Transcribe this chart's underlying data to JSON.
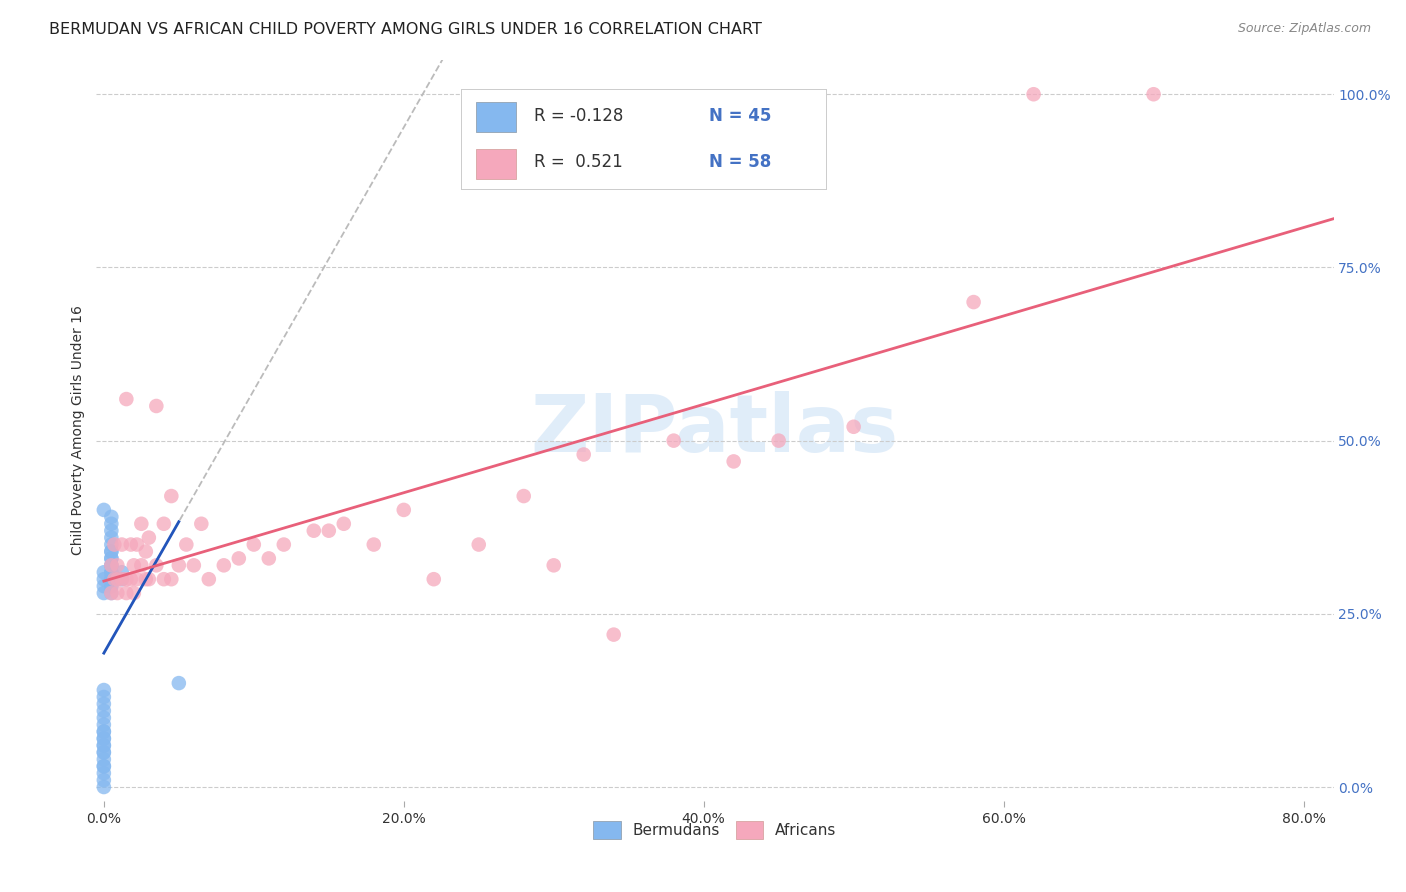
{
  "title": "BERMUDAN VS AFRICAN CHILD POVERTY AMONG GIRLS UNDER 16 CORRELATION CHART",
  "source": "Source: ZipAtlas.com",
  "ylabel": "Child Poverty Among Girls Under 16",
  "xlabel_ticks": [
    "0.0%",
    "20.0%",
    "40.0%",
    "60.0%",
    "80.0%"
  ],
  "xlabel_vals": [
    0.0,
    0.2,
    0.4,
    0.6,
    0.8
  ],
  "ylabel_ticks_right": [
    "100.0%",
    "75.0%",
    "50.0%",
    "25.0%",
    "0.0%"
  ],
  "ylabel_vals": [
    0.0,
    0.25,
    0.5,
    0.75,
    1.0
  ],
  "xlim": [
    -0.005,
    0.82
  ],
  "ylim": [
    -0.02,
    1.05
  ],
  "watermark": "ZIPatlas",
  "bermudans_color": "#85b8ef",
  "africans_color": "#f5a8bc",
  "bermudans_line_color": "#2255bb",
  "africans_line_color": "#e8607a",
  "dashed_line_color": "#bbbbbb",
  "title_fontsize": 11.5,
  "source_fontsize": 9,
  "axis_label_fontsize": 10,
  "tick_fontsize": 10,
  "right_tick_color": "#4472c4",
  "berm_x": [
    0.0,
    0.0,
    0.0,
    0.0,
    0.0,
    0.0,
    0.0,
    0.0,
    0.0,
    0.0,
    0.0,
    0.0,
    0.0,
    0.0,
    0.0,
    0.0,
    0.0,
    0.0,
    0.0,
    0.0,
    0.0,
    0.0,
    0.0,
    0.0,
    0.005,
    0.005,
    0.005,
    0.005,
    0.005,
    0.005,
    0.005,
    0.005,
    0.005,
    0.005,
    0.005,
    0.005,
    0.005,
    0.005,
    0.005,
    0.005,
    0.005,
    0.012,
    0.012,
    0.05,
    0.0
  ],
  "berm_y": [
    0.0,
    0.01,
    0.02,
    0.03,
    0.04,
    0.05,
    0.06,
    0.07,
    0.08,
    0.09,
    0.1,
    0.11,
    0.12,
    0.13,
    0.14,
    0.4,
    0.05,
    0.06,
    0.07,
    0.08,
    0.28,
    0.29,
    0.3,
    0.31,
    0.28,
    0.29,
    0.3,
    0.31,
    0.32,
    0.33,
    0.34,
    0.35,
    0.36,
    0.37,
    0.38,
    0.39,
    0.3,
    0.31,
    0.32,
    0.33,
    0.34,
    0.3,
    0.31,
    0.15,
    0.03
  ],
  "afr_x": [
    0.005,
    0.005,
    0.007,
    0.007,
    0.009,
    0.009,
    0.009,
    0.012,
    0.012,
    0.015,
    0.015,
    0.015,
    0.018,
    0.018,
    0.02,
    0.02,
    0.022,
    0.022,
    0.025,
    0.025,
    0.028,
    0.028,
    0.03,
    0.03,
    0.035,
    0.035,
    0.04,
    0.04,
    0.045,
    0.045,
    0.05,
    0.055,
    0.06,
    0.065,
    0.07,
    0.08,
    0.09,
    0.1,
    0.11,
    0.12,
    0.14,
    0.15,
    0.16,
    0.18,
    0.2,
    0.22,
    0.25,
    0.28,
    0.3,
    0.32,
    0.34,
    0.38,
    0.42,
    0.45,
    0.5,
    0.58,
    0.62,
    0.7
  ],
  "afr_y": [
    0.28,
    0.32,
    0.3,
    0.35,
    0.28,
    0.3,
    0.32,
    0.3,
    0.35,
    0.28,
    0.3,
    0.56,
    0.3,
    0.35,
    0.28,
    0.32,
    0.3,
    0.35,
    0.32,
    0.38,
    0.3,
    0.34,
    0.3,
    0.36,
    0.32,
    0.55,
    0.3,
    0.38,
    0.3,
    0.42,
    0.32,
    0.35,
    0.32,
    0.38,
    0.3,
    0.32,
    0.33,
    0.35,
    0.33,
    0.35,
    0.37,
    0.37,
    0.38,
    0.35,
    0.4,
    0.3,
    0.35,
    0.42,
    0.32,
    0.48,
    0.22,
    0.5,
    0.47,
    0.5,
    0.52,
    0.7,
    1.0,
    1.0
  ]
}
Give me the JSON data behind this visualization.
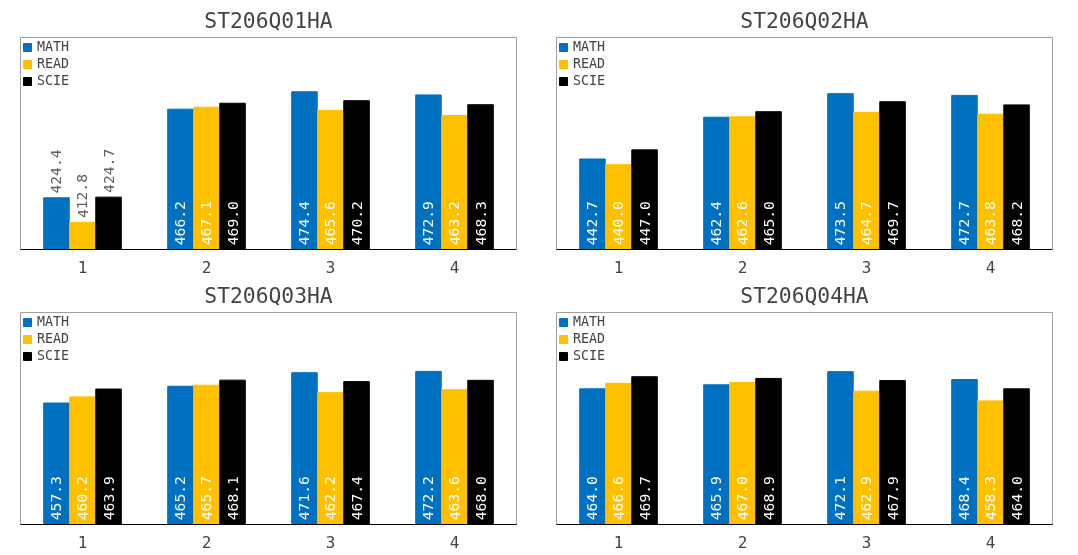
{
  "chart_data": [
    {
      "type": "bar",
      "title": "ST206Q01HA",
      "categories": [
        "1",
        "2",
        "3",
        "4"
      ],
      "ylim": [
        400,
        500
      ],
      "legend": "top left",
      "grid": false,
      "tick_labels": "x",
      "series": [
        {
          "name": "MATH",
          "color": "#0070c0",
          "values": [
            424.4,
            466.2,
            474.4,
            472.9
          ],
          "value_labels": [
            "424.4",
            "466.2",
            "474.4",
            "472.9"
          ]
        },
        {
          "name": "READ",
          "color": "#ffc000",
          "values": [
            412.8,
            467.1,
            465.6,
            463.2
          ],
          "value_labels": [
            "412.8",
            "467.1",
            "465.6",
            "463.2"
          ]
        },
        {
          "name": "SCIE",
          "color": "#000000",
          "values": [
            424.7,
            469.0,
            470.2,
            468.3
          ],
          "value_labels": [
            "424.7",
            "469.0",
            "470.2",
            "468.3"
          ]
        }
      ]
    },
    {
      "type": "bar",
      "title": "ST206Q02HA",
      "categories": [
        "1",
        "2",
        "3",
        "4"
      ],
      "ylim": [
        400,
        500
      ],
      "legend": "top left",
      "grid": false,
      "tick_labels": "x",
      "series": [
        {
          "name": "MATH",
          "color": "#0070c0",
          "values": [
            442.7,
            462.4,
            473.5,
            472.7
          ],
          "value_labels": [
            "442.7",
            "462.4",
            "473.5",
            "472.7"
          ]
        },
        {
          "name": "READ",
          "color": "#ffc000",
          "values": [
            440.0,
            462.6,
            464.7,
            463.8
          ],
          "value_labels": [
            "440.0",
            "462.6",
            "464.7",
            "463.8"
          ]
        },
        {
          "name": "SCIE",
          "color": "#000000",
          "values": [
            447.0,
            465.0,
            469.7,
            468.2
          ],
          "value_labels": [
            "447.0",
            "465.0",
            "469.7",
            "468.2"
          ]
        }
      ]
    },
    {
      "type": "bar",
      "title": "ST206Q03HA",
      "categories": [
        "1",
        "2",
        "3",
        "4"
      ],
      "ylim": [
        400,
        500
      ],
      "legend": "top left",
      "grid": false,
      "tick_labels": "x",
      "series": [
        {
          "name": "MATH",
          "color": "#0070c0",
          "values": [
            457.3,
            465.2,
            471.6,
            472.2
          ],
          "value_labels": [
            "457.3",
            "465.2",
            "471.6",
            "472.2"
          ]
        },
        {
          "name": "READ",
          "color": "#ffc000",
          "values": [
            460.2,
            465.7,
            462.2,
            463.6
          ],
          "value_labels": [
            "460.2",
            "465.7",
            "462.2",
            "463.6"
          ]
        },
        {
          "name": "SCIE",
          "color": "#000000",
          "values": [
            463.9,
            468.1,
            467.4,
            468.0
          ],
          "value_labels": [
            "463.9",
            "468.1",
            "467.4",
            "468.0"
          ]
        }
      ]
    },
    {
      "type": "bar",
      "title": "ST206Q04HA",
      "categories": [
        "1",
        "2",
        "3",
        "4"
      ],
      "ylim": [
        400,
        500
      ],
      "legend": "top left",
      "grid": false,
      "tick_labels": "x",
      "series": [
        {
          "name": "MATH",
          "color": "#0070c0",
          "values": [
            464.0,
            465.9,
            472.1,
            468.4
          ],
          "value_labels": [
            "464.0",
            "465.9",
            "472.1",
            "468.4"
          ]
        },
        {
          "name": "READ",
          "color": "#ffc000",
          "values": [
            466.6,
            467.0,
            462.9,
            458.3
          ],
          "value_labels": [
            "466.6",
            "467.0",
            "462.9",
            "458.3"
          ]
        },
        {
          "name": "SCIE",
          "color": "#000000",
          "values": [
            469.7,
            468.9,
            467.9,
            464.0
          ],
          "value_labels": [
            "469.7",
            "468.9",
            "467.9",
            "464.0"
          ]
        }
      ]
    }
  ]
}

• **Problem**: Select every line of the material above holding the word "JSON" and copy it.

• **Written solution**:
Transcribe this chart's underlying data to JSON.
Give me the JSON data behind this visualization.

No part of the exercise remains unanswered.